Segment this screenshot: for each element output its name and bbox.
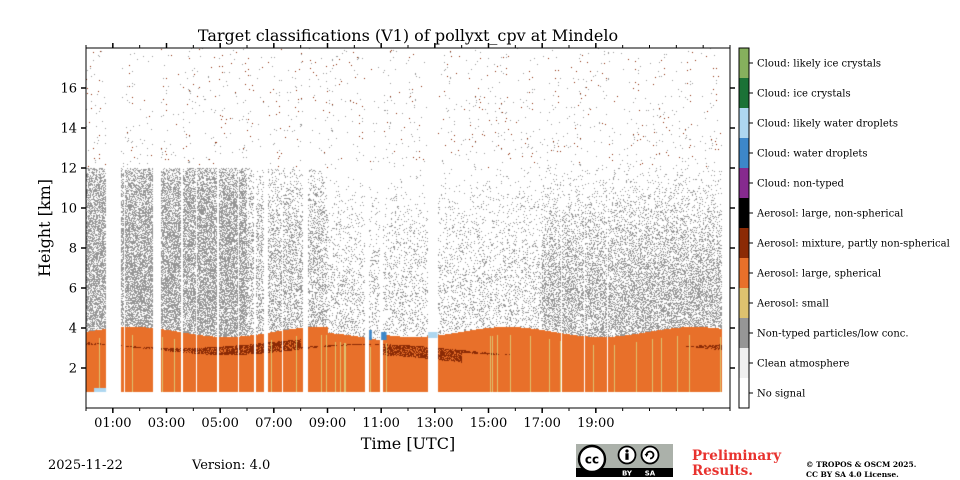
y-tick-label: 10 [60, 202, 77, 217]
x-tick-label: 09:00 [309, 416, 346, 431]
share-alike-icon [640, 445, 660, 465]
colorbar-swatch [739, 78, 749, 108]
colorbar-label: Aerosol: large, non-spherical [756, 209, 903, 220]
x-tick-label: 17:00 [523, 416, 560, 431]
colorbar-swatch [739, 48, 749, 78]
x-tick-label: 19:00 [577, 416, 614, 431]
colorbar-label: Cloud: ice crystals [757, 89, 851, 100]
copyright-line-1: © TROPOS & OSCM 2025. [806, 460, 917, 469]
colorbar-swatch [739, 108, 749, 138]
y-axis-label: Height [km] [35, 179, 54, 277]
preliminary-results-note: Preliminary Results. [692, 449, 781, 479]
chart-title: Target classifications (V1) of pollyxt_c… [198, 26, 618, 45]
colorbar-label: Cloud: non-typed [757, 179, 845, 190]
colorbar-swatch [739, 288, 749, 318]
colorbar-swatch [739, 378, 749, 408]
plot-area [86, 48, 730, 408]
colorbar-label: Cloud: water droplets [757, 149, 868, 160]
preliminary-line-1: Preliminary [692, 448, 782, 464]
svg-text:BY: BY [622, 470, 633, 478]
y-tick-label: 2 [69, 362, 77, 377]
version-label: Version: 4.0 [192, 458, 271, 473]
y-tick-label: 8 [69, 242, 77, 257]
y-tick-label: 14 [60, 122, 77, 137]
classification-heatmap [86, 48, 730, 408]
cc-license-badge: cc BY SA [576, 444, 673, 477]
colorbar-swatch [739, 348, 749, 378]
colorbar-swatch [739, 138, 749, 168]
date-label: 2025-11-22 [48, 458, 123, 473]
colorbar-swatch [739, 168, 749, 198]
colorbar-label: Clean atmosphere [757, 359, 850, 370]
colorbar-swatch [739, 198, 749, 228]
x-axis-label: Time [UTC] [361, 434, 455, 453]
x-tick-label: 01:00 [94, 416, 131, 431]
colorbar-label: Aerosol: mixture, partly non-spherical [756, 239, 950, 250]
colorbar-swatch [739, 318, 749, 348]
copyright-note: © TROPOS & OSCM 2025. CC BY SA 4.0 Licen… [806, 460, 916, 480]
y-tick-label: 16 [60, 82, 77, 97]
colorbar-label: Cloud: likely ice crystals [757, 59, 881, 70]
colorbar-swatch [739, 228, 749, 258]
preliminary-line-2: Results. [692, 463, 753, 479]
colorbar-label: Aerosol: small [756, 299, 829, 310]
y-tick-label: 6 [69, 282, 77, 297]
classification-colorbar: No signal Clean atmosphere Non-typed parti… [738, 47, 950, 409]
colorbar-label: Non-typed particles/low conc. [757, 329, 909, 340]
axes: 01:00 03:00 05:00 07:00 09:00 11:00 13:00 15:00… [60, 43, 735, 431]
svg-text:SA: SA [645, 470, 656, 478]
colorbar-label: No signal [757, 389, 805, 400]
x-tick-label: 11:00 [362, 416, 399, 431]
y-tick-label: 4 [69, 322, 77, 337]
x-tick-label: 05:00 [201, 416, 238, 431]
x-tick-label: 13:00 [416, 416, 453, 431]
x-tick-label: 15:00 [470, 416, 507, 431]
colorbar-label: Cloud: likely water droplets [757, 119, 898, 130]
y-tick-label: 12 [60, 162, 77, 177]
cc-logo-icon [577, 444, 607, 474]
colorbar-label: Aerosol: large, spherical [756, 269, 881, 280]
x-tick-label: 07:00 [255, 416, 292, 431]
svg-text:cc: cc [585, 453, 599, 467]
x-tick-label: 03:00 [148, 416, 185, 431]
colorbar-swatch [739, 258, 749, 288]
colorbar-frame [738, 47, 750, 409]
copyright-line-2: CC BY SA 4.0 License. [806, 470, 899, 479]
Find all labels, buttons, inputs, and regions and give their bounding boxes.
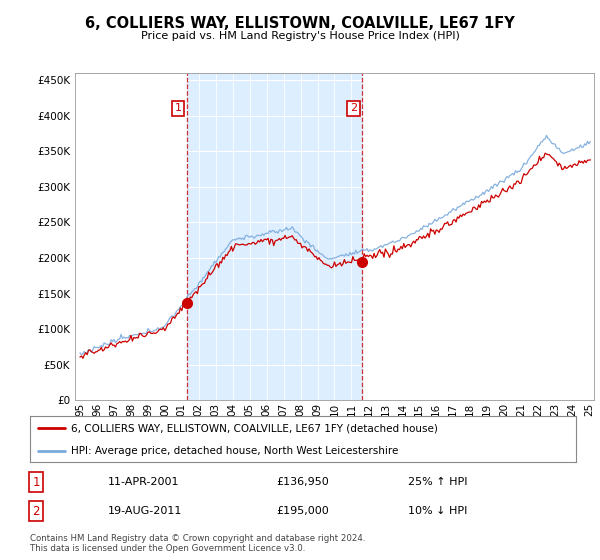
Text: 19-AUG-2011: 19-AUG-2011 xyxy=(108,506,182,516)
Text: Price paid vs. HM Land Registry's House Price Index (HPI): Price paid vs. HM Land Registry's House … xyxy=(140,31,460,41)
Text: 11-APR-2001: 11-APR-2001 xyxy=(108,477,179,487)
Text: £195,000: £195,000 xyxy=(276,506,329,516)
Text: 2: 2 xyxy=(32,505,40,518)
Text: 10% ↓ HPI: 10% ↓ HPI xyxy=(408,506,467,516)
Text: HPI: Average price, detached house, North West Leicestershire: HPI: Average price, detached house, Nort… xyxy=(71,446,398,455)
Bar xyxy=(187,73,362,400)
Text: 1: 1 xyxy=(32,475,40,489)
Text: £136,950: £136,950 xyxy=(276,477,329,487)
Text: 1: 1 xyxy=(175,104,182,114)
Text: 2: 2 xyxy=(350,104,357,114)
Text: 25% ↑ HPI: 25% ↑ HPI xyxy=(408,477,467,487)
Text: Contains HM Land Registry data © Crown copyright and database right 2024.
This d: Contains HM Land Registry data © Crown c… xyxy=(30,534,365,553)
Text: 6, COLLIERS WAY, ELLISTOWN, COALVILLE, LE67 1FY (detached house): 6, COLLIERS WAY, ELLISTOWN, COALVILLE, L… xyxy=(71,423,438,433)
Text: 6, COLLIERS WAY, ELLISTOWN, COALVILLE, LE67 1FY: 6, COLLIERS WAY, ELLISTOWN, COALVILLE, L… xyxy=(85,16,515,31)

++++++++++++++++++++

Please rewrite all of the items above, swapping every occurrence of "colorbar-label" for "legend-label" and leaving everything else unchanged. Leave the pictures out of your answer.

• _Task answer_:
Segment this screenshot: for each element output its name and bbox.
y-tick-label: 10 [60, 202, 77, 217]
x-tick-label: 09:00 [309, 416, 346, 431]
share-alike-icon [640, 445, 660, 465]
colorbar-swatch [739, 78, 749, 108]
legend-label: Aerosol: large, non-spherical [756, 209, 903, 220]
x-tick-label: 17:00 [523, 416, 560, 431]
colorbar-swatch [739, 48, 749, 78]
x-tick-label: 19:00 [577, 416, 614, 431]
legend-label: Cloud: ice crystals [757, 89, 851, 100]
copyright-line-1: © TROPOS & OSCM 2025. [806, 460, 917, 469]
colorbar-swatch [739, 108, 749, 138]
y-axis-label: Height [km] [35, 179, 54, 277]
preliminary-results-note: Preliminary Results. [692, 449, 781, 479]
chart-title: Target classifications (V1) of pollyxt_c… [198, 26, 618, 45]
legend-label: Cloud: non-typed [757, 179, 845, 190]
colorbar-swatch [739, 288, 749, 318]
colorbar-swatch [739, 378, 749, 408]
plot-area [86, 48, 730, 408]
legend-label: Cloud: water droplets [757, 149, 868, 160]
preliminary-line-1: Preliminary [692, 448, 782, 464]
svg-text:BY: BY [622, 470, 633, 478]
y-tick-label: 2 [69, 362, 77, 377]
version-label: Version: 4.0 [192, 458, 271, 473]
y-tick-label: 8 [69, 242, 77, 257]
y-tick-label: 14 [60, 122, 77, 137]
classification-heatmap [86, 48, 730, 408]
cc-license-badge: cc BY SA [576, 444, 673, 477]
colorbar-swatch [739, 348, 749, 378]
colorbar-swatch [739, 138, 749, 168]
date-label: 2025-11-22 [48, 458, 123, 473]
colorbar-swatch [739, 168, 749, 198]
legend-label: Clean atmosphere [757, 359, 850, 370]
colorbar-swatch [739, 198, 749, 228]
x-axis-label: Time [UTC] [361, 434, 455, 453]
x-tick-label: 01:00 [94, 416, 131, 431]
legend-label: Aerosol: mixture, partly non-spherical [756, 239, 950, 250]
colorbar-swatch [739, 318, 749, 348]
copyright-note: © TROPOS & OSCM 2025. CC BY SA 4.0 Licen… [806, 460, 916, 480]
y-tick-label: 16 [60, 82, 77, 97]
legend-label: Cloud: likely ice crystals [757, 59, 881, 70]
colorbar-swatch [739, 228, 749, 258]
preliminary-line-2: Results. [692, 463, 753, 479]
legend-label: Aerosol: small [756, 299, 829, 310]
y-tick-label: 6 [69, 282, 77, 297]
classification-colorbar: No signal Clean atmosphere Non-typed parti… [738, 47, 950, 409]
legend-label: Non-typed particles/low conc. [757, 329, 909, 340]
axes: 01:00 03:00 05:00 07:00 09:00 11:00 13:00 15:00… [60, 43, 735, 431]
svg-text:SA: SA [645, 470, 656, 478]
legend-label: No signal [757, 389, 805, 400]
x-tick-label: 11:00 [362, 416, 399, 431]
y-tick-label: 4 [69, 322, 77, 337]
x-tick-label: 05:00 [201, 416, 238, 431]
x-tick-label: 13:00 [416, 416, 453, 431]
x-tick-label: 15:00 [470, 416, 507, 431]
legend-label: Cloud: likely water droplets [757, 119, 898, 130]
y-tick-label: 12 [60, 162, 77, 177]
cc-logo-icon [577, 444, 607, 474]
legend-label: Aerosol: large, spherical [756, 269, 881, 280]
x-tick-label: 07:00 [255, 416, 292, 431]
svg-text:cc: cc [585, 453, 599, 467]
x-tick-label: 03:00 [148, 416, 185, 431]
colorbar-swatch [739, 258, 749, 288]
colorbar-frame [738, 47, 750, 409]
copyright-line-2: CC BY SA 4.0 License. [806, 470, 899, 479]
Find all labels, buttons, inputs, and regions and give their bounding boxes.
Text: 19-AUG-2011: 19-AUG-2011 xyxy=(108,506,182,516)
Text: Price paid vs. HM Land Registry's House Price Index (HPI): Price paid vs. HM Land Registry's House … xyxy=(140,31,460,41)
Text: 11-APR-2001: 11-APR-2001 xyxy=(108,477,179,487)
Text: £195,000: £195,000 xyxy=(276,506,329,516)
Text: 2: 2 xyxy=(32,505,40,518)
Text: 10% ↓ HPI: 10% ↓ HPI xyxy=(408,506,467,516)
Text: HPI: Average price, detached house, North West Leicestershire: HPI: Average price, detached house, Nort… xyxy=(71,446,398,455)
Bar xyxy=(187,73,362,400)
Text: 1: 1 xyxy=(32,475,40,489)
Text: £136,950: £136,950 xyxy=(276,477,329,487)
Text: 1: 1 xyxy=(175,104,182,114)
Text: 2: 2 xyxy=(350,104,357,114)
Text: 25% ↑ HPI: 25% ↑ HPI xyxy=(408,477,467,487)
Text: Contains HM Land Registry data © Crown copyright and database right 2024.
This d: Contains HM Land Registry data © Crown c… xyxy=(30,534,365,553)
Text: 6, COLLIERS WAY, ELLISTOWN, COALVILLE, LE67 1FY (detached house): 6, COLLIERS WAY, ELLISTOWN, COALVILLE, L… xyxy=(71,423,438,433)
Text: 6, COLLIERS WAY, ELLISTOWN, COALVILLE, LE67 1FY: 6, COLLIERS WAY, ELLISTOWN, COALVILLE, L… xyxy=(85,16,515,31)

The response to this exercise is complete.